# Some high school stage manager



## SMTashi (Apr 18, 2004)

It's always hard to start these introduction topics on a new forum. The name's Natasha (Tashi in my mini tech community) and I'm a 17yr old senior living in Berlin. I've been doing tech for the last 2 years and am planning on studying stage management in college somewhere in Australia. In addition I've also been technical coordinator for pretty much every show my school has held this year (some 10 or 11 I believe) and have run lights, sound and followspot so I've had a pretty rounded out experience. Looking forward to meeting everyone here.


----------



## dj_illusions (Apr 18, 2004)

Yay! come to australia... join me and mayhem lol

welcome... im a tech from australia as you may have gatherd =)


----------



## Phosgene (Apr 18, 2004)

yay! welcome to the site!!!

xoxo,
amy


----------



## Pocado (Apr 18, 2004)

That's really cool!! I've always wanted to go to Germany!! I would ask what plays you've done, but I probably wouldn't know any cuz they would probably be German things. So, welcome!!!

Pocado


----------



## Nephilim (Apr 19, 2004)

Before you leave, try to catch Blue Man Group's new show in Berlin - I'm dying to know what it's like


----------



## Mayhem (Apr 19, 2004)

Welcome aboard Tashi and welcome to Australia (when the time comes).

Have you decided upon where in Australia you are going to study?

Cheers,


----------



## SMTashi (Apr 20, 2004)

=) Mayhem, actually I'm not positivly sure just yet. I keep on looking at NIDA, WAAPA, VCA and QUT and everytime I see something new that I love at each school. If I get into more than one it'll be a tough choice. Any tips?
Nephilium I'll definatly let you know about the Blue Man Group's new show when I go and see it!
Pocado. I've worked on several plays (naturally on a strictly non-professional level) including The Good Doctor (Neil Simon), Oliver!, Air Raid (a musical that was written by the director and was a great hit. I'm hoping to take this one on to greater things) as well as many more. 
dj_illusions. Thankya for the welcome!

And that goes for everyone else too!


----------

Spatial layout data
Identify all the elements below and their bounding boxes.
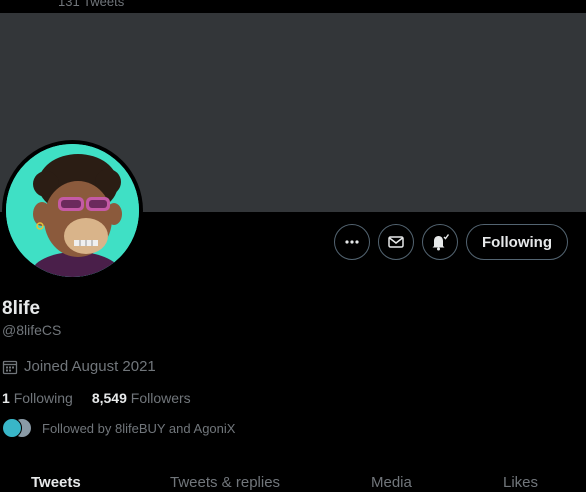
tab-tweets-replies[interactable]: Tweets & replies (170, 474, 280, 491)
follower-avatar (2, 418, 22, 438)
calendar-icon (2, 360, 18, 374)
tab-likes[interactable]: Likes (503, 474, 538, 491)
more-icon (345, 240, 359, 244)
ape-avatar-image (6, 144, 139, 277)
following-count: 1 (2, 390, 10, 406)
bell-icon (432, 234, 450, 251)
profile-tabs: Tweets Tweets & replies Media Likes (0, 470, 586, 492)
mail-icon (388, 236, 404, 248)
followed-by-link[interactable]: Followed by 8lifeBUY and AgoniX (2, 418, 235, 438)
following-button[interactable]: Following (466, 224, 568, 260)
joined-date: Joined August 2021 (2, 358, 156, 375)
followers-count: 8,549 (91, 390, 127, 406)
tab-media[interactable]: Media (371, 474, 412, 491)
following-label: Following (13, 390, 73, 406)
profile-handle: @8lifeCS (2, 322, 62, 338)
more-button[interactable] (334, 224, 370, 260)
notifications-button[interactable] (422, 224, 458, 260)
joined-text: Joined August 2021 (24, 358, 156, 375)
message-button[interactable] (378, 224, 414, 260)
profile-avatar[interactable] (2, 140, 143, 281)
profile-stats: 1 Following 8,549 Followers (2, 390, 191, 406)
profile-name: 8life (2, 298, 41, 319)
tweet-count: 131 Tweets (58, 0, 125, 9)
followed-by-text: Followed by 8lifeBUY and AgoniX (42, 420, 236, 436)
followers-label: Followers (130, 390, 191, 406)
following-link[interactable]: 1 Following (2, 390, 73, 406)
followed-by-avatars (2, 418, 32, 438)
followers-link[interactable]: 8,549 Followers (92, 390, 191, 406)
tab-tweets[interactable]: Tweets (31, 474, 81, 491)
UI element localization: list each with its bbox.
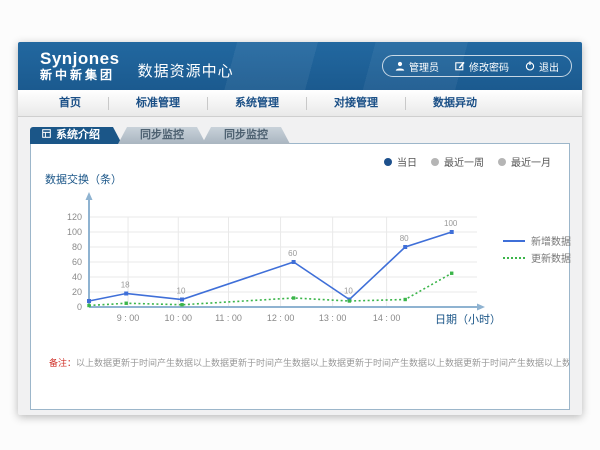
time-range-filter: 当日 最近一周 最近一月 [384,154,551,169]
page-title: 数据资源中心 [138,60,234,81]
data-point-marker [87,299,91,303]
solid-line-icon [503,240,525,242]
y-tick-label: 0 [77,302,82,312]
radio-dot-icon [384,158,392,166]
data-point-marker [403,245,407,249]
radio-last-month-label: 最近一月 [511,154,551,169]
legend-update-data[interactable]: 更新数据 [503,249,571,266]
series-line [89,273,452,305]
power-icon [525,61,535,71]
data-point-marker [87,304,90,307]
tab-sync-monitor-2-label: 同步监控 [224,129,268,141]
data-point-marker [180,303,183,306]
footnote: 备注：以上数据更新于时间产生数据以上数据更新于时间产生数据以上数据更新于时间产生… [31,356,569,369]
y-tick-label: 100 [67,227,82,237]
x-tick-label: 10 : 00 [165,313,193,323]
x-tick-label: 14 : 00 [373,313,401,323]
admin-user-button[interactable]: 管理员 [395,59,439,74]
data-point-label: 60 [288,249,297,258]
main-nav: 首页 标准管理 系统管理 对接管理 数据异动 [18,90,582,117]
tab-system-intro-label: 系统介绍 [56,127,100,144]
data-point-marker [180,298,184,302]
data-point-marker [292,296,295,299]
radio-today-label: 当日 [397,154,417,169]
data-point-label: 100 [444,219,458,228]
change-password-label: 修改密码 [469,59,509,74]
tab-system-intro[interactable]: 系统介绍 [30,127,122,144]
dotted-line-icon [503,257,525,259]
data-point-marker [124,292,128,296]
user-icon [395,61,405,71]
document-icon [42,127,51,144]
data-point-label: 10 [177,287,186,296]
legend-new-data[interactable]: 新增数据 [503,232,571,249]
chart-legend: 新增数据 更新数据 [503,232,571,266]
company-logo: Synjones 新中新集团 [40,50,120,83]
tab-sync-monitor-2[interactable]: 同步监控 [202,127,290,144]
x-tick-label: 9 : 00 [117,313,140,323]
y-tick-label: 40 [72,272,82,282]
radio-last-month[interactable]: 最近一月 [498,154,551,169]
nav-item-standard-mgmt[interactable]: 标准管理 [109,97,208,110]
y-tick-label: 20 [72,287,82,297]
data-point-label: 10 [344,287,353,296]
line-chart-canvas: 0 20 40 60 80 100 120 9 : 00 10 : 00 11 : 00 12 : … [41,189,491,339]
data-point-marker [404,298,407,301]
series-line [89,232,452,301]
nav-item-system-mgmt[interactable]: 系统管理 [208,97,307,110]
nav-item-home[interactable]: 首页 [32,97,109,110]
tab-bar: 系统介绍 同步监控 同步监控 [30,127,290,144]
y-axis-arrow-icon [86,192,93,200]
data-point-marker [292,260,296,264]
x-axis-label: 日期（小时） [435,311,501,327]
axes [86,192,486,311]
tab-sync-monitor-1-label: 同步监控 [140,129,184,141]
y-tick-label: 80 [72,242,82,252]
data-point-label: 80 [400,234,409,243]
gridlines [89,217,477,307]
radio-last-week[interactable]: 最近一周 [431,154,484,169]
logo-text-en: Synjones [40,50,120,69]
chart-panel: 当日 最近一周 最近一月 数据交换（条） 0 20 40 60 80 100 120 9 : … [30,143,570,410]
legend-new-data-label: 新增数据 [531,233,571,248]
y-tick-label: 120 [67,212,82,222]
admin-user-label: 管理员 [409,59,439,74]
x-tick-label: 13 : 00 [319,313,347,323]
data-point-marker [348,299,351,302]
data-point-marker [450,272,453,275]
change-password-button[interactable]: 修改密码 [455,59,509,74]
logout-button[interactable]: 退出 [525,59,559,74]
data-point-marker [450,230,454,234]
nav-item-interface-mgmt[interactable]: 对接管理 [307,97,406,110]
footnote-label: 备注： [49,358,76,368]
app-window: Synjones 新中新集团 数据资源中心 管理员 修改密码 退出 [18,42,582,415]
data-point-label: 18 [121,281,130,290]
header-actions-group: 管理员 修改密码 退出 [382,55,572,77]
y-tick-label: 60 [72,257,82,267]
x-axis-arrow-icon [477,304,485,311]
x-tick-label: 12 : 00 [267,313,295,323]
logout-label: 退出 [539,59,559,74]
legend-update-data-label: 更新数据 [531,250,571,265]
footnote-text: 以上数据更新于时间产生数据以上数据更新于时间产生数据以上数据更新于时间产生数据以… [76,358,569,368]
y-axis-label: 数据交换（条） [45,171,122,187]
data-point-marker [125,302,128,305]
tab-sync-monitor-1[interactable]: 同步监控 [118,127,206,144]
app-header: Synjones 新中新集团 数据资源中心 管理员 修改密码 退出 [18,42,582,90]
logo-text-cn: 新中新集团 [40,69,120,82]
radio-today[interactable]: 当日 [384,154,417,169]
x-tick-label: 11 : 00 [215,313,242,323]
radio-dot-icon [431,158,439,166]
radio-dot-icon [498,158,506,166]
content-area: 系统介绍 同步监控 同步监控 当日 最近一周 [18,117,582,415]
radio-last-week-label: 最近一周 [444,154,484,169]
edit-icon [455,61,465,71]
nav-item-data-change[interactable]: 数据异动 [406,97,504,110]
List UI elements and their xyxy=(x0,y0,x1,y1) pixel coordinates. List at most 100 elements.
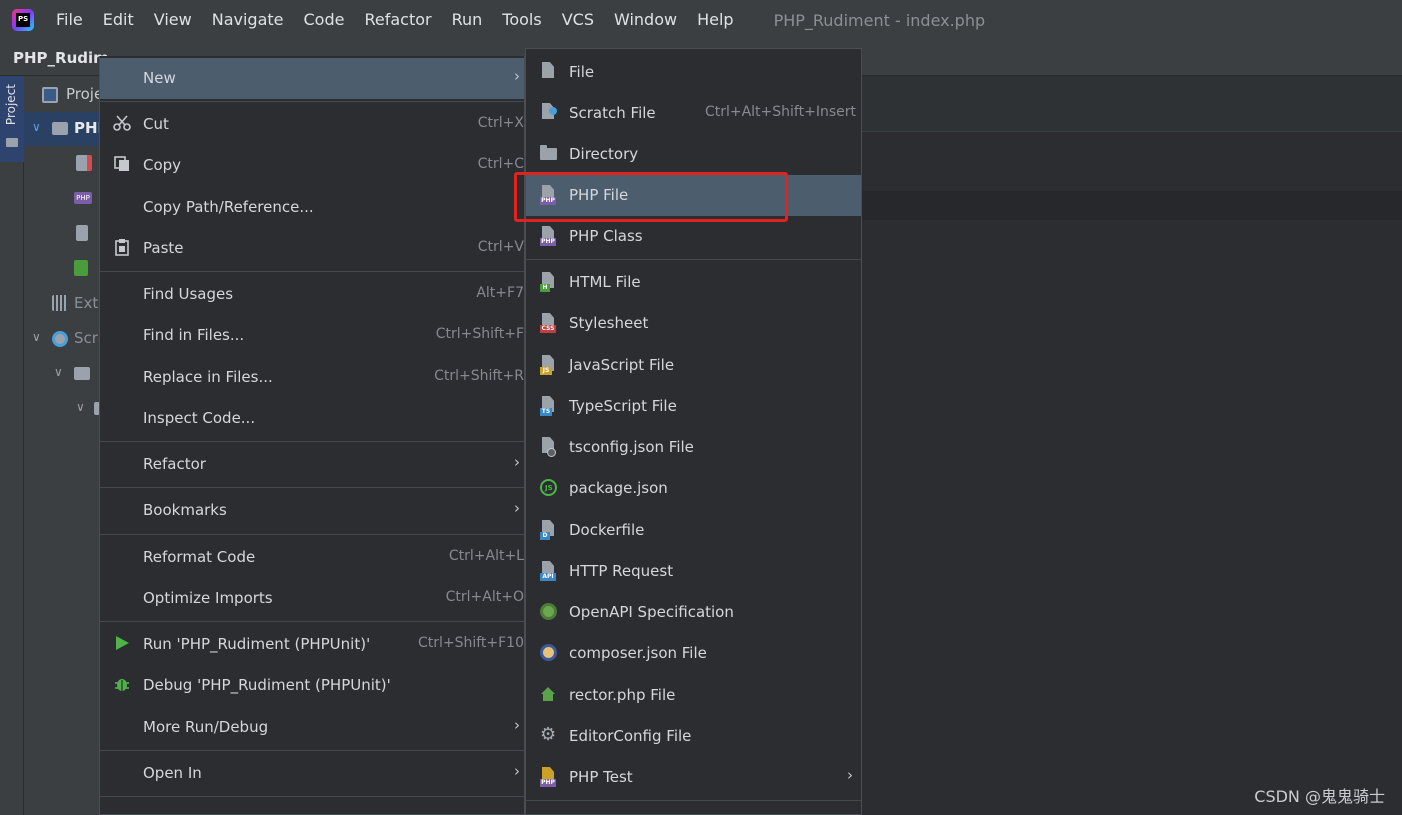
tree-item-scratches[interactable]: ∨ Scra xyxy=(24,322,107,356)
menu-item-copy[interactable]: Copy Ctrl+C xyxy=(100,145,524,186)
libraries-icon xyxy=(52,295,68,311)
edit-file-icon xyxy=(76,155,92,171)
menu-file[interactable]: File xyxy=(46,0,93,40)
annotation-highlight-box xyxy=(514,172,788,222)
phpstorm-logo-icon[interactable]: PS xyxy=(12,9,34,31)
submenu-item-html-file[interactable]: H HTML File xyxy=(526,262,861,303)
submenu-item-javascript-file[interactable]: JS JavaScript File xyxy=(526,345,861,386)
html-file-icon xyxy=(74,260,88,276)
menu-separator xyxy=(100,621,524,622)
submenu-item-php-class[interactable]: PHP PHP Class xyxy=(526,216,861,257)
chevron-down-icon[interactable]: ∨ xyxy=(32,330,41,344)
project-panel: Proje ∨ PHP PHP Exte ∨ Scra ∨ ∨ xyxy=(24,76,109,815)
submenu-item-typescript-file[interactable]: TS TypeScript File xyxy=(526,386,861,427)
composer-icon xyxy=(540,643,557,663)
tree-item-external-libraries[interactable]: Exte xyxy=(24,287,107,321)
menu-item-debug[interactable]: Debug 'PHP_Rudiment (PHPUnit)' xyxy=(100,665,524,706)
submenu-item-file[interactable]: File xyxy=(526,52,861,93)
menu-item-new[interactable]: New › xyxy=(100,58,524,99)
debug-icon xyxy=(113,675,131,693)
submenu-item-composer-json[interactable]: composer.json File xyxy=(526,633,861,674)
menu-separator xyxy=(100,796,524,797)
menu-refactor[interactable]: Refactor xyxy=(354,0,441,40)
menu-edit[interactable]: Edit xyxy=(93,0,144,40)
clipboard-icon xyxy=(113,238,131,256)
chevron-right-icon: › xyxy=(514,499,520,517)
menu-separator xyxy=(100,441,524,442)
menu-separator xyxy=(100,271,524,272)
project-tool-tab[interactable]: Project xyxy=(0,76,24,162)
api-file-icon: API xyxy=(540,561,556,581)
submenu-item-openapi[interactable]: OpenAPI Specification xyxy=(526,592,861,633)
tree-item[interactable] xyxy=(24,217,100,251)
submenu-item-rector-php[interactable]: rector.php File xyxy=(526,675,861,716)
submenu-item-editorconfig[interactable]: ⚙ EditorConfig File xyxy=(526,716,861,757)
menu-item-cut[interactable]: Cut Ctrl+X xyxy=(100,104,524,145)
gear-icon: ⚙ xyxy=(540,724,557,745)
php-file-icon: PHP xyxy=(74,192,92,204)
new-submenu: File Scratch File Ctrl+Alt+Shift+Insert … xyxy=(525,48,862,815)
menu-item-replace-in-files[interactable]: Replace in Files... Ctrl+Shift+R xyxy=(100,357,524,398)
tree-item-root[interactable]: ∨ PHP xyxy=(24,112,109,146)
menu-item-run[interactable]: Run 'PHP_Rudiment (PHPUnit)' Ctrl+Shift+… xyxy=(100,624,524,665)
submenu-item-package-json[interactable]: JS package.json xyxy=(526,468,861,509)
shortcut-label: Ctrl+C xyxy=(477,156,524,172)
tree-item[interactable] xyxy=(24,147,100,181)
javascript-file-icon: JS xyxy=(540,355,556,375)
submenu-item-http-request[interactable]: API HTTP Request xyxy=(526,551,861,592)
shortcut-label: Ctrl+Alt+O xyxy=(445,589,524,605)
project-view-icon xyxy=(42,87,58,103)
submenu-item-scratch-file[interactable]: Scratch File Ctrl+Alt+Shift+Insert xyxy=(526,93,861,134)
menu-item-find-in-files[interactable]: Find in Files... Ctrl+Shift+F xyxy=(100,315,524,356)
menu-item-inspect-code[interactable]: Inspect Code... xyxy=(100,398,524,439)
chevron-down-icon[interactable]: ∨ xyxy=(32,120,41,134)
folder-icon xyxy=(52,122,68,135)
submenu-item-directory[interactable]: Directory xyxy=(526,134,861,175)
menu-item-more-run-debug[interactable]: More Run/Debug › xyxy=(100,707,524,748)
chevron-down-icon[interactable]: ∨ xyxy=(76,400,85,414)
file-icon xyxy=(540,62,556,82)
scratches-icon xyxy=(52,331,68,347)
context-menu: New › Cut Ctrl+X Copy Ctrl+C Copy Path/R… xyxy=(99,56,525,815)
menu-item-optimize-imports[interactable]: Optimize Imports Ctrl+Alt+O xyxy=(100,578,524,619)
submenu-item-dockerfile[interactable]: D Dockerfile xyxy=(526,510,861,551)
menu-tools[interactable]: Tools xyxy=(492,0,551,40)
chevron-right-icon: › xyxy=(514,67,520,85)
menu-item-find-usages[interactable]: Find Usages Alt+F7 xyxy=(100,274,524,315)
editor-area[interactable] xyxy=(862,76,1402,815)
menu-run[interactable]: Run xyxy=(442,0,493,40)
menu-vcs[interactable]: VCS xyxy=(552,0,604,40)
submenu-item-stylesheet[interactable]: CSS Stylesheet xyxy=(526,303,861,344)
breadcrumb-project[interactable]: PHP_Rudim xyxy=(13,49,109,67)
watermark-text: CSDN @鬼鬼骑士 xyxy=(1254,787,1385,806)
menu-code[interactable]: Code xyxy=(294,0,355,40)
menu-item-reformat-code[interactable]: Reformat Code Ctrl+Alt+L xyxy=(100,537,524,578)
menu-help[interactable]: Help xyxy=(687,0,743,40)
menu-separator xyxy=(100,487,524,488)
menu-item-copy-path[interactable]: Copy Path/Reference... xyxy=(100,187,524,228)
submenu-item-tsconfig[interactable]: tsconfig.json File xyxy=(526,427,861,468)
chevron-down-icon[interactable]: ∨ xyxy=(54,365,63,379)
typescript-file-icon: TS xyxy=(540,396,556,416)
tree-item[interactable]: ∨ xyxy=(24,392,100,426)
submenu-item-php-test[interactable]: PHP PHP Test › xyxy=(526,757,861,798)
menu-window[interactable]: Window xyxy=(604,0,687,40)
html-file-icon: H xyxy=(540,272,556,292)
project-tool-tab-label: Project xyxy=(4,84,18,126)
current-line-highlight xyxy=(862,191,1402,220)
php-class-icon: PHP xyxy=(540,226,556,246)
menu-item-bookmarks[interactable]: Bookmarks › xyxy=(100,490,524,531)
openapi-icon xyxy=(540,602,557,622)
menu-item-refactor[interactable]: Refactor › xyxy=(100,444,524,485)
project-view-selector[interactable]: Proje xyxy=(24,78,103,112)
menu-separator xyxy=(526,259,861,260)
menu-item-paste[interactable]: Paste Ctrl+V xyxy=(100,228,524,269)
tree-item[interactable]: PHP xyxy=(24,182,100,216)
left-tool-strip: Project xyxy=(0,76,24,815)
menu-item-open-in[interactable]: Open In › xyxy=(100,753,524,794)
tree-item[interactable]: ∨ xyxy=(24,357,100,391)
php-test-icon: PHP xyxy=(540,767,556,787)
menu-navigate[interactable]: Navigate xyxy=(202,0,294,40)
tree-item[interactable] xyxy=(24,252,100,286)
menu-view[interactable]: View xyxy=(144,0,202,40)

What this exercise asks:
1 - In the stage manager introduction thread, which schools does SMTashi say she keeps looking at?
2 - From the stage manager introduction thread, return the passage starting with "## SMTashi (Apr 18, 2004)" and going on through "dj_illusions (Apr 18, 2004)".

Responses in order:
1 - NIDA, WAAPA, VCA and QUT.

2 -
## SMTashi (Apr 18, 2004)

It's always hard to start these introduction topics on a new forum. The name's Natasha (Tashi in my mini tech community) and I'm a 17yr old senior living in Berlin. I've been doing tech for the last 2 years and am planning on studying stage management in college somewhere in Australia. In addition I've also been technical coordinator for pretty much every show my school has held this year (some 10 or 11 I believe) and have run lights, sound and followspot so I've had a pretty rounded out experience. Looking forward to meeting everyone here.


----------



## dj_illusions (Apr 18, 2004)